# What to do
Leave out the pictures and copy each record below exactly.
** start Records shown **
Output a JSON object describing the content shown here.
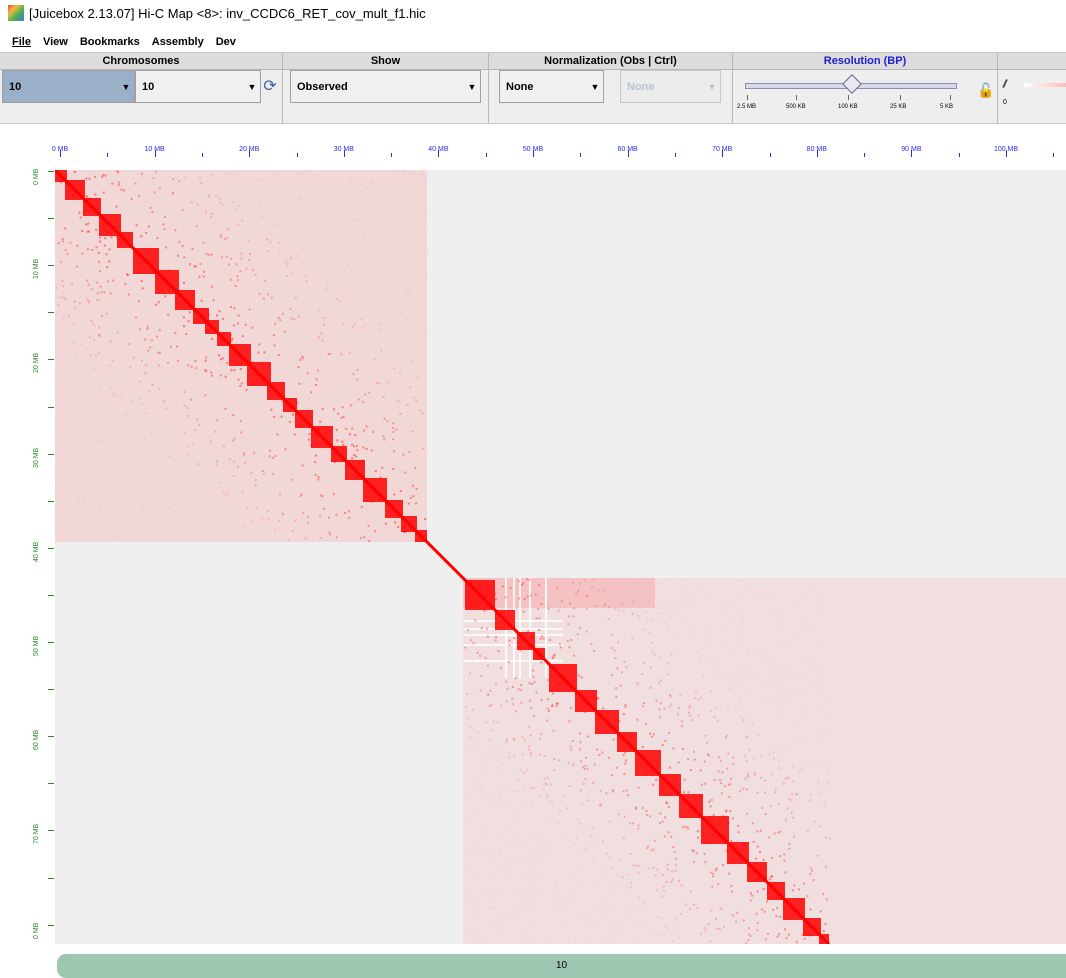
{
  "window": {
    "title": "[Juicebox 2.13.07] Hi-C Map <8>: inv_CCDC6_RET_cov_mult_f1.hic",
    "icon": "juicebox-app-icon"
  },
  "menu": [
    "File",
    "View",
    "Bookmarks",
    "Assembly",
    "Dev"
  ],
  "panels": {
    "chromosomes": {
      "header": "Chromosomes",
      "chrom1": "10",
      "chrom2": "10",
      "refresh_icon": "refresh-icon"
    },
    "show": {
      "header": "Show",
      "value": "Observed"
    },
    "normalization": {
      "header": "Normalization (Obs | Ctrl)",
      "obs": "None",
      "ctrl": "None"
    },
    "resolution": {
      "header": "Resolution (BP)",
      "labels": [
        "2.5 MB",
        "500 KB",
        "100 KB",
        "25 KB",
        "5 KB"
      ],
      "selected": "100 KB",
      "lock_icon": "lock-open-icon"
    },
    "colorscale": {
      "min_label": "0"
    }
  },
  "axis_top": {
    "labels": [
      "0 MB",
      "10 MB",
      "20 MB",
      "30 MB",
      "40 MB",
      "50 MB",
      "60 MB",
      "70 MB",
      "80 MB",
      "90 MB",
      "100 MB"
    ],
    "color": "#2b2be0"
  },
  "axis_left": {
    "labels": [
      "0 MB",
      "10 MB",
      "20 MB",
      "30 MB",
      "40 MB",
      "50 MB",
      "60 MB",
      "70 MB",
      "0 MB"
    ],
    "color": "#2a8a2a"
  },
  "heatmap": {
    "color_high": "#ff0000",
    "color_low": "#efefef",
    "chrom": "10"
  },
  "chrom_track": {
    "label": "10",
    "color": "#9ec7b2"
  }
}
** end Records shown **
# Result of the task
Output a JSON object describing the content shown here.
{
  "window": {
    "title": "[Juicebox 2.13.07] Hi-C Map <8>: inv_CCDC6_RET_cov_mult_f1.hic",
    "icon": "juicebox-app-icon"
  },
  "menu": [
    "File",
    "View",
    "Bookmarks",
    "Assembly",
    "Dev"
  ],
  "panels": {
    "chromosomes": {
      "header": "Chromosomes",
      "chrom1": "10",
      "chrom2": "10",
      "refresh_icon": "refresh-icon"
    },
    "show": {
      "header": "Show",
      "value": "Observed"
    },
    "normalization": {
      "header": "Normalization (Obs | Ctrl)",
      "obs": "None",
      "ctrl": "None"
    },
    "resolution": {
      "header": "Resolution (BP)",
      "labels": [
        "2.5 MB",
        "500 KB",
        "100 KB",
        "25 KB",
        "5 KB"
      ],
      "selected": "100 KB",
      "lock_icon": "lock-open-icon"
    },
    "colorscale": {
      "min_label": "0"
    }
  },
  "axis_top": {
    "labels": [
      "0 MB",
      "10 MB",
      "20 MB",
      "30 MB",
      "40 MB",
      "50 MB",
      "60 MB",
      "70 MB",
      "80 MB",
      "90 MB",
      "100 MB"
    ],
    "color": "#2b2be0"
  },
  "axis_left": {
    "labels": [
      "0 MB",
      "10 MB",
      "20 MB",
      "30 MB",
      "40 MB",
      "50 MB",
      "60 MB",
      "70 MB",
      "0 MB"
    ],
    "color": "#2a8a2a"
  },
  "heatmap": {
    "color_high": "#ff0000",
    "color_low": "#efefef",
    "chrom": "10"
  },
  "chrom_track": {
    "label": "10",
    "color": "#9ec7b2"
  }
}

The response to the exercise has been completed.